Data entries
┄┄┄┄┄┄

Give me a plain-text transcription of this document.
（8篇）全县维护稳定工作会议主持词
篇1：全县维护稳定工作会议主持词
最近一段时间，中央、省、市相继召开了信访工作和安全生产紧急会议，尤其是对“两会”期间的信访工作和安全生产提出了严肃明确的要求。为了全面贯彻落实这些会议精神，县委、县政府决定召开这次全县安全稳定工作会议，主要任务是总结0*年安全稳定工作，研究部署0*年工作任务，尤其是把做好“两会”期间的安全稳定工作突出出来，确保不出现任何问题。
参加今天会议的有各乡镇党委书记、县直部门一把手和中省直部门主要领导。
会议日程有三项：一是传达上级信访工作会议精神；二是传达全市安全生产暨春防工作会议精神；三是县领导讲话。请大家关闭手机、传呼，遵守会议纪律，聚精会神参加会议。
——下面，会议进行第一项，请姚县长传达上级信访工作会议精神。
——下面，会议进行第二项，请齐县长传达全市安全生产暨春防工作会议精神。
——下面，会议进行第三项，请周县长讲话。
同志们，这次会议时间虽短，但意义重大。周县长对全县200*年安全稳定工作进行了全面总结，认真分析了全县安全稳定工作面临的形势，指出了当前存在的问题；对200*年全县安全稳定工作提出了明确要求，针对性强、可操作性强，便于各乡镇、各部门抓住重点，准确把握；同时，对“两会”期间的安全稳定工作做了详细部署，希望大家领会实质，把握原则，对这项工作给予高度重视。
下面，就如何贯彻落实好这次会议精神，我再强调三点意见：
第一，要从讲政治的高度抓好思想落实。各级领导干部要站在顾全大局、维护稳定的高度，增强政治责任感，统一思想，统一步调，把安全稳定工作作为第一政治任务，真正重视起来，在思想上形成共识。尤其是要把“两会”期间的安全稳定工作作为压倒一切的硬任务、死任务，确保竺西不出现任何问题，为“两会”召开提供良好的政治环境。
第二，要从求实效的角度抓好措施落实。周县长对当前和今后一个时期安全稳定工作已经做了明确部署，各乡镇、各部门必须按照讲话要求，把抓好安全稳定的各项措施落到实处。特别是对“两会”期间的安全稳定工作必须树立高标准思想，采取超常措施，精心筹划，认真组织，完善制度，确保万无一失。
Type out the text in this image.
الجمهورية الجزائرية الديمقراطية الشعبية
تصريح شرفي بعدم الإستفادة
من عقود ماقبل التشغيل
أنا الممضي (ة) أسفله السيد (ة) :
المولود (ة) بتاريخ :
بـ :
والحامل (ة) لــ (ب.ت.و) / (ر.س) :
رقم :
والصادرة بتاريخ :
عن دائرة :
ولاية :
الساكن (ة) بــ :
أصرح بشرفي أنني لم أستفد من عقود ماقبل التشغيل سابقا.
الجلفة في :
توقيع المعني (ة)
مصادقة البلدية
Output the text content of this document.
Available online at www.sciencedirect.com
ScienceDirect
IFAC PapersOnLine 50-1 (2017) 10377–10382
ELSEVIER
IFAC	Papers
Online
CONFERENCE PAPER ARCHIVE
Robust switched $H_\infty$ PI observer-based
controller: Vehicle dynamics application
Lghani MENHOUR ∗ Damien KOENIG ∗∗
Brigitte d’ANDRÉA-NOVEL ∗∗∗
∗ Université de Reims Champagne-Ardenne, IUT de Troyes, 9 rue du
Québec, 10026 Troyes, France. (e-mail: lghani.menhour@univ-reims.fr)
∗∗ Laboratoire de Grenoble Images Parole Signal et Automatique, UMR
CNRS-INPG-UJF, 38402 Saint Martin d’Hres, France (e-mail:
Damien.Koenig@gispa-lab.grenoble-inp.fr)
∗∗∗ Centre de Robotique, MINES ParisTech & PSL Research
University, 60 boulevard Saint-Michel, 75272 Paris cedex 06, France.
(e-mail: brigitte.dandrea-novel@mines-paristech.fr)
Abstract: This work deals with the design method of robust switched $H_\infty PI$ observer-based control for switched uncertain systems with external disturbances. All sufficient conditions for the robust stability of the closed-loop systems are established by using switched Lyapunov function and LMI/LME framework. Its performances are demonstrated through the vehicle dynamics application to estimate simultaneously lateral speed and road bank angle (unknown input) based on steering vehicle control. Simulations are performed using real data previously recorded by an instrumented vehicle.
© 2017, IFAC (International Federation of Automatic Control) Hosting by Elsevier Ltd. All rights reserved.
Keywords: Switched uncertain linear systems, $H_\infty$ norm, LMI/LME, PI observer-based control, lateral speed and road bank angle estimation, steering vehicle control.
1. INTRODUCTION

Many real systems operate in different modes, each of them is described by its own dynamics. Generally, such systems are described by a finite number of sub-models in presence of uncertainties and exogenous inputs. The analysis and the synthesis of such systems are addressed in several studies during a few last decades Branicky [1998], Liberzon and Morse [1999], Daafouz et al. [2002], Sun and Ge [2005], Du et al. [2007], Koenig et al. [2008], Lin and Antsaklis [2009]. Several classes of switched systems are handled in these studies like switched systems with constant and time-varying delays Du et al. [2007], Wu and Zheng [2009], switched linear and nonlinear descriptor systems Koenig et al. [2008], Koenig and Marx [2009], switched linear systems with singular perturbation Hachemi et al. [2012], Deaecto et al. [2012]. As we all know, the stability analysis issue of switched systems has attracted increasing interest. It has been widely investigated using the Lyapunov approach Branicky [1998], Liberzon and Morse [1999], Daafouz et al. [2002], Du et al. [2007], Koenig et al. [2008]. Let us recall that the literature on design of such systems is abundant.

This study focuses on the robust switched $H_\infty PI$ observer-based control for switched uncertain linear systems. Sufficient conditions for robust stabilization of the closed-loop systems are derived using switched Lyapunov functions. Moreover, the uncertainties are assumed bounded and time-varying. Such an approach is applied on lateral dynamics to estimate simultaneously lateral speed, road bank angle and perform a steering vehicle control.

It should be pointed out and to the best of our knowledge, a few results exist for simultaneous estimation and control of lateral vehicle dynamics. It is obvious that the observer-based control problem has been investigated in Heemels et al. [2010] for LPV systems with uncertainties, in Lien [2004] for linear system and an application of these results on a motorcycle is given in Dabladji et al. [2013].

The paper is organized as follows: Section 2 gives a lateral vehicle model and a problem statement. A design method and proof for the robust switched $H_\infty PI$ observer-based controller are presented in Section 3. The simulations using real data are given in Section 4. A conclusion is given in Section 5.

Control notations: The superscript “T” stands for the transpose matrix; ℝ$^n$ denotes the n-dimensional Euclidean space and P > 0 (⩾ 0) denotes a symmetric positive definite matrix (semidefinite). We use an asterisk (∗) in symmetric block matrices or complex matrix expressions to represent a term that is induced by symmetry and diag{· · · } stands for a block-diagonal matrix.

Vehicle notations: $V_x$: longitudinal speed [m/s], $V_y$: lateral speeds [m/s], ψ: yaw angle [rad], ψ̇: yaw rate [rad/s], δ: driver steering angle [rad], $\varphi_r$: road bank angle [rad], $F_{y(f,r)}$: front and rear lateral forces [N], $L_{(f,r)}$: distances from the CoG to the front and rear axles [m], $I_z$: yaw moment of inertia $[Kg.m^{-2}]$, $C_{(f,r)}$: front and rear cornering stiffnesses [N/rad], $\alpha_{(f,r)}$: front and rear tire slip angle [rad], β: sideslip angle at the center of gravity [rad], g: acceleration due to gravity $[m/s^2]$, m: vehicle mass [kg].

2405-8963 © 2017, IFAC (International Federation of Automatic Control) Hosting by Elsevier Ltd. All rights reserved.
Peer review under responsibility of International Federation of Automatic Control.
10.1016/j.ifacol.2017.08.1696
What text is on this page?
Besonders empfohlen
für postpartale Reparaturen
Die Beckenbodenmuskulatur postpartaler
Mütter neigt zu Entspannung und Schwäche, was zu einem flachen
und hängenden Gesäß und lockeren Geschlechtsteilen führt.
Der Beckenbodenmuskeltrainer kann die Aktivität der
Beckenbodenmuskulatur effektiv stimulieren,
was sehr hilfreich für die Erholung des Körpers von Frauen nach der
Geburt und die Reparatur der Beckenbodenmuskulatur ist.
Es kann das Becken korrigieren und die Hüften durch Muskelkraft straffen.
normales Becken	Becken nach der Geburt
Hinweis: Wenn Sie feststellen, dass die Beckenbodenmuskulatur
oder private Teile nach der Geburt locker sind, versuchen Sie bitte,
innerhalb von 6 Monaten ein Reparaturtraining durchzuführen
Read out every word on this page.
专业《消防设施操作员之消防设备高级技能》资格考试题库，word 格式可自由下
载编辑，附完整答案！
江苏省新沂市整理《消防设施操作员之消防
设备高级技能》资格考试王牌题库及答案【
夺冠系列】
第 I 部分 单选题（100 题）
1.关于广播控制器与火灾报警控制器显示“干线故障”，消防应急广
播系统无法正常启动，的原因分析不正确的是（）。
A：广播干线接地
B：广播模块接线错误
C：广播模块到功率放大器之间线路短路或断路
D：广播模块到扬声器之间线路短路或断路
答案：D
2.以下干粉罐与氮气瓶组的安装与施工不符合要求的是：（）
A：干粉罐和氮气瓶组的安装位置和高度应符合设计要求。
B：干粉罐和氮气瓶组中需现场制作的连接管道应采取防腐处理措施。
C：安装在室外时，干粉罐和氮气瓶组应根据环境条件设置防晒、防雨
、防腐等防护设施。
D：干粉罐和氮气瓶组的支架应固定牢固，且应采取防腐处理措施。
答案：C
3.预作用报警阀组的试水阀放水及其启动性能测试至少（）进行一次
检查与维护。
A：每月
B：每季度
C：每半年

┄┄┄┄┄┄

**GIVEN EXERCISE:** Where a line in the entries holds the word "Troyes", copy that line.

**THE ANSWER:**
∗ Université de Reims Champagne-Ardenne, IUT de Troyes, 9 rue du
Québec, 10026 Troyes, France. (e-mail: lghani.menhour@univ-reims.fr)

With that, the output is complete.